#### Problem statement:
Find each line with the word "JSON" and copy it.

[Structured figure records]

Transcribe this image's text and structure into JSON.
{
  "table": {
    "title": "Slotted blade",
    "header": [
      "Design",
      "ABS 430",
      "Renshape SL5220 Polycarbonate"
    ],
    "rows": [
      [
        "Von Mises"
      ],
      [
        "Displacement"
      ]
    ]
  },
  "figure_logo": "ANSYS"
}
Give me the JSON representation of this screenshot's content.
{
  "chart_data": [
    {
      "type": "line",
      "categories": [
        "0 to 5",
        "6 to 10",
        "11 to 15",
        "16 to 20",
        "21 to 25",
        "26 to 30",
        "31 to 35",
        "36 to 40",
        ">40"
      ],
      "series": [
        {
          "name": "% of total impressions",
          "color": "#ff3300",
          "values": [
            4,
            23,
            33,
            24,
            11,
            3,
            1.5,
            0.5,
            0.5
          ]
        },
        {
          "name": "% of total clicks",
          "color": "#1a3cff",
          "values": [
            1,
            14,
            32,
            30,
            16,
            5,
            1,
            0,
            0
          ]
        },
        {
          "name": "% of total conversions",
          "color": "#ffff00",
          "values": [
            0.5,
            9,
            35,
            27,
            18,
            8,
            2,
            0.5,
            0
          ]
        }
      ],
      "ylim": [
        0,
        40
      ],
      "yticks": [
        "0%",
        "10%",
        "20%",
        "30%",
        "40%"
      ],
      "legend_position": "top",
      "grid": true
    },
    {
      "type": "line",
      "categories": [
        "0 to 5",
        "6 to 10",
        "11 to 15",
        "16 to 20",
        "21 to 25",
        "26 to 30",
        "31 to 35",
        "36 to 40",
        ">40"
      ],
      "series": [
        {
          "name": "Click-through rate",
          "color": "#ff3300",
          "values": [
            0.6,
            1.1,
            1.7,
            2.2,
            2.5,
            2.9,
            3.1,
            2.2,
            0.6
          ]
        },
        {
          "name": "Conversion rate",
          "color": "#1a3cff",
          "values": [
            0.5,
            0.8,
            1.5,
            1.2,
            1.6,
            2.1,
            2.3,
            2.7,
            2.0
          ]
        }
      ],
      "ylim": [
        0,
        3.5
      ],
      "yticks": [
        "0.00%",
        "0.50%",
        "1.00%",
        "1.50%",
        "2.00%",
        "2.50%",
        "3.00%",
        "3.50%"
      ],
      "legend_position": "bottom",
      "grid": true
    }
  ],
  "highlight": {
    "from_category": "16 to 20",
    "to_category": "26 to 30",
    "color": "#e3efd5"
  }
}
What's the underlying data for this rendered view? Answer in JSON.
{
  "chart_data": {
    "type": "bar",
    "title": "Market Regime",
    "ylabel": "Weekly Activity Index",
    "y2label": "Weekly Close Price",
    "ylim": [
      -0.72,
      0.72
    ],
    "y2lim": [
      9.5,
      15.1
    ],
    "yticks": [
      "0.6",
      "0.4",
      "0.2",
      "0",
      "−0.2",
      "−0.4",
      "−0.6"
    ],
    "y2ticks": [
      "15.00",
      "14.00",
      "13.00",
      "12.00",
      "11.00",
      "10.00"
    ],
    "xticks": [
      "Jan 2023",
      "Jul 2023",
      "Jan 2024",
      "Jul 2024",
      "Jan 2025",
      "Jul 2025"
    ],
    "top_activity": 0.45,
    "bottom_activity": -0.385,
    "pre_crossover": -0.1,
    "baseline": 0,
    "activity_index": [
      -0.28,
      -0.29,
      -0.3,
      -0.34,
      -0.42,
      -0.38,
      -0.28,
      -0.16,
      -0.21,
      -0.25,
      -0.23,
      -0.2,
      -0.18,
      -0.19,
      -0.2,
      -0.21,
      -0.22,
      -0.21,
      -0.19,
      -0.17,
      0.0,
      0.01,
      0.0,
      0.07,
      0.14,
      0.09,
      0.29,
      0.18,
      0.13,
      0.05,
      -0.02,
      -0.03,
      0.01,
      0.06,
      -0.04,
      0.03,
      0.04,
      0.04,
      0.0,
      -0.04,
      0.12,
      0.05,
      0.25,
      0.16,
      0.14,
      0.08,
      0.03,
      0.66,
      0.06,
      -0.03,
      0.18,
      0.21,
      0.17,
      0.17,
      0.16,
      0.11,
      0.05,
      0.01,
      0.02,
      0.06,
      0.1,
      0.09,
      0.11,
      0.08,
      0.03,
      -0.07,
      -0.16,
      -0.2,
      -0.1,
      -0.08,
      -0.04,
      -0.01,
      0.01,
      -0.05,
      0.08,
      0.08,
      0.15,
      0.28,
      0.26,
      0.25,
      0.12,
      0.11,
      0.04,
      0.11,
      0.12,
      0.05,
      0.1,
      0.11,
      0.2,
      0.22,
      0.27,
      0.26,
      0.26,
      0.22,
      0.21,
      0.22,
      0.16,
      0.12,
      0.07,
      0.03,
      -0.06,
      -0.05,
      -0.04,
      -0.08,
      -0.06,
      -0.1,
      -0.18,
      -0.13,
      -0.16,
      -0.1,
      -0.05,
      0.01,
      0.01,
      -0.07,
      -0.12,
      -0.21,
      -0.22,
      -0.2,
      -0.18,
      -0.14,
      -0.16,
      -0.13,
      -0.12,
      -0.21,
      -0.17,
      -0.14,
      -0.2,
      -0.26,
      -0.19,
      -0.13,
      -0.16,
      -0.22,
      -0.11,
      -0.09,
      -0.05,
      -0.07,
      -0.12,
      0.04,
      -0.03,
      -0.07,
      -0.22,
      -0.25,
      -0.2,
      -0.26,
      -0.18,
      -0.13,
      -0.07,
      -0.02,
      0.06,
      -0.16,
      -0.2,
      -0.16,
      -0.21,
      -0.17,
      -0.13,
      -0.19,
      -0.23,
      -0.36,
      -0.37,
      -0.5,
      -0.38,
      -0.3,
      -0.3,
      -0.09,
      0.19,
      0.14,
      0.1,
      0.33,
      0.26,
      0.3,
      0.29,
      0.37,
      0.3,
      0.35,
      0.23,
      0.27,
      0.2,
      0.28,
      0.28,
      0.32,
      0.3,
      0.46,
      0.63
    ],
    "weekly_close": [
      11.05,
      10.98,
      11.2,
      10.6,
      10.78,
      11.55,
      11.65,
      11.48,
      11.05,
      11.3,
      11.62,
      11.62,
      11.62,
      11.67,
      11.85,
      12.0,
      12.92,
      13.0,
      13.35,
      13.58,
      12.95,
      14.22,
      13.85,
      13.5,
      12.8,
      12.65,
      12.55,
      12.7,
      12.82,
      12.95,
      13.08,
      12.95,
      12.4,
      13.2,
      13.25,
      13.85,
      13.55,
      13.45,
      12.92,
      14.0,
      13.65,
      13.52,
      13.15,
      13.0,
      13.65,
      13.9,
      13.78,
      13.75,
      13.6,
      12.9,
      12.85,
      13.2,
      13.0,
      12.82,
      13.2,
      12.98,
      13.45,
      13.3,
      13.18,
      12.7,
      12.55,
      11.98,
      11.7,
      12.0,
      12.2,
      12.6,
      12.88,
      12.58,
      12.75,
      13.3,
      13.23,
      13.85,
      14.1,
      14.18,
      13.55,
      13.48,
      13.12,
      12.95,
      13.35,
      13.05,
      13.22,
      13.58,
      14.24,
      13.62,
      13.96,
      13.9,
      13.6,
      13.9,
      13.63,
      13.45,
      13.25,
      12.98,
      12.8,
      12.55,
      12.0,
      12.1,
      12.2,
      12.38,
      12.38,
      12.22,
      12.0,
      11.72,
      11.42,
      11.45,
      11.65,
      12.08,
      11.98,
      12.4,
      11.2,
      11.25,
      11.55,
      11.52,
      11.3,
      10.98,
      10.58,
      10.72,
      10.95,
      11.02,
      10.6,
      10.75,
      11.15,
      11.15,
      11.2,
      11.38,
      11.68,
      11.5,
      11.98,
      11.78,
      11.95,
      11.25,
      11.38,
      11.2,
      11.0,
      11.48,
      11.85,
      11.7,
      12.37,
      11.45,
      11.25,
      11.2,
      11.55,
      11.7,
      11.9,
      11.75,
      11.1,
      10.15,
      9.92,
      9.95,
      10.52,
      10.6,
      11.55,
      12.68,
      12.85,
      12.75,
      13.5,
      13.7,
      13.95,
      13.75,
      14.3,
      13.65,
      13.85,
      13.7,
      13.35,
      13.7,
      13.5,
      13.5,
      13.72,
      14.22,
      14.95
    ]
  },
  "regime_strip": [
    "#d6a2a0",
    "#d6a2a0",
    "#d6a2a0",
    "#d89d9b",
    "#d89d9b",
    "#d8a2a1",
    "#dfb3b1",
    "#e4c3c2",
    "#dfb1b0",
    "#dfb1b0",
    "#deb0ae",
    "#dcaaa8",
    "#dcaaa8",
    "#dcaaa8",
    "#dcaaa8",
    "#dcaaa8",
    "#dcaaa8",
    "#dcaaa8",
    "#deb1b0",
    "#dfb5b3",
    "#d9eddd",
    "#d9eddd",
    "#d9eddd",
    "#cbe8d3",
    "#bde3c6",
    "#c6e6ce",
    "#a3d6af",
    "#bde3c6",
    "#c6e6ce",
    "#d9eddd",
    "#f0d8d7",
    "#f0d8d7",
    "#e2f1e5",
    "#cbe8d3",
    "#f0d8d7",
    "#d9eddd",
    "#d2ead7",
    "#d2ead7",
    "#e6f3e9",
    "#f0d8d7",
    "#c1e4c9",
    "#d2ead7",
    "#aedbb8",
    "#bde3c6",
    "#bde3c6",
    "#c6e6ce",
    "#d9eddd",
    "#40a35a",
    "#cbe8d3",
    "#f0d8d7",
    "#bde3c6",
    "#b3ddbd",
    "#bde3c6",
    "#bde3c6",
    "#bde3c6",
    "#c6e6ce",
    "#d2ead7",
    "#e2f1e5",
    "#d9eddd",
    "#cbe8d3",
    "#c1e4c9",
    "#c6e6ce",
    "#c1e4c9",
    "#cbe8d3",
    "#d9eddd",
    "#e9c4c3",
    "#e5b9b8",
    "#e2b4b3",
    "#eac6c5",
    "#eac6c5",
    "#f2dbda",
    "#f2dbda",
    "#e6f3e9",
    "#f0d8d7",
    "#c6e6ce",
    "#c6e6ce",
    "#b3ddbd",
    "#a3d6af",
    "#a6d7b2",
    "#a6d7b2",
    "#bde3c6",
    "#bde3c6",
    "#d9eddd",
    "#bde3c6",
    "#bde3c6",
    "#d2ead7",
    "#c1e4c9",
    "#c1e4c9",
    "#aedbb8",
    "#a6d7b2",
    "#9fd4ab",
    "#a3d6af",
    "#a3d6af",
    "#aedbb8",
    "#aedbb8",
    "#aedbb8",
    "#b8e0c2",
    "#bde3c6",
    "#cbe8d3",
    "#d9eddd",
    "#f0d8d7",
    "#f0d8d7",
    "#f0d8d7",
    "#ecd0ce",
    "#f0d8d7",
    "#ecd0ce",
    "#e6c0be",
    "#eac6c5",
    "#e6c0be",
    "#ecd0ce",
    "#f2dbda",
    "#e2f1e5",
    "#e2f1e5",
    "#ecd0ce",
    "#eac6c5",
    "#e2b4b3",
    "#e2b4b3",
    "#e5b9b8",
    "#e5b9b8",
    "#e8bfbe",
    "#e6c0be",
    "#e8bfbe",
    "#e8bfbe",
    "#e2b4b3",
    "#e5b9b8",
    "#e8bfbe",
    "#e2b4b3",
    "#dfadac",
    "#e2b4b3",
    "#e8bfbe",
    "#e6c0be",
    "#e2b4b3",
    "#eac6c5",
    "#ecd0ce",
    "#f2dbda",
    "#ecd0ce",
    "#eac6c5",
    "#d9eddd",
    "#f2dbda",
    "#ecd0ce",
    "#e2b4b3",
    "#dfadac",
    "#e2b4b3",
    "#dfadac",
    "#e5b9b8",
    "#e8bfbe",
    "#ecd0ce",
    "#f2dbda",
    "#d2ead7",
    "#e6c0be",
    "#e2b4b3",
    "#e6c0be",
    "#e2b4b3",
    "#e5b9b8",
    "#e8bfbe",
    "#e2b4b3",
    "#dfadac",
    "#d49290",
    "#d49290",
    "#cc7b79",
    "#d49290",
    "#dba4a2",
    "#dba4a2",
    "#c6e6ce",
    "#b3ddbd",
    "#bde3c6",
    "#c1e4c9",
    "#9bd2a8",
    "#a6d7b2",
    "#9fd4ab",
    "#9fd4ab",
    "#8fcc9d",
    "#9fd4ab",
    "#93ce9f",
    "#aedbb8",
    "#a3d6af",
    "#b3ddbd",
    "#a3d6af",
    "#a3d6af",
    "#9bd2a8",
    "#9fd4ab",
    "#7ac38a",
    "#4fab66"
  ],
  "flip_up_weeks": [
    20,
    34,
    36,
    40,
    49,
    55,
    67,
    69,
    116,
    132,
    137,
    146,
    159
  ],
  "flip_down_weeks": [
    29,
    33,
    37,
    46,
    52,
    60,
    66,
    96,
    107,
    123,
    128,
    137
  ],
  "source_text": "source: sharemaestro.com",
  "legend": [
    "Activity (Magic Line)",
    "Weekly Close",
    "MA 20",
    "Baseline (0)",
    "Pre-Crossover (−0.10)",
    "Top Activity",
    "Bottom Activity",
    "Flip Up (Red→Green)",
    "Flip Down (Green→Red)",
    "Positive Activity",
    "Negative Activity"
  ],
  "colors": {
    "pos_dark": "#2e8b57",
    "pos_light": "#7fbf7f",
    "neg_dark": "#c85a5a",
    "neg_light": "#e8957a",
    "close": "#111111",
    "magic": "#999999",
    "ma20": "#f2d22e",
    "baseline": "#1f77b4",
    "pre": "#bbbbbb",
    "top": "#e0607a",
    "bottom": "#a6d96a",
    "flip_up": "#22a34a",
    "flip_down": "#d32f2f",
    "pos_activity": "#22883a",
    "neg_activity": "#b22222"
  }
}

#### Response below:
Transcribe this image's text and structure into JSON.
Give me the JSON representation of this screenshot's content.
What's the underlying data for this rendered view? Answer in JSON.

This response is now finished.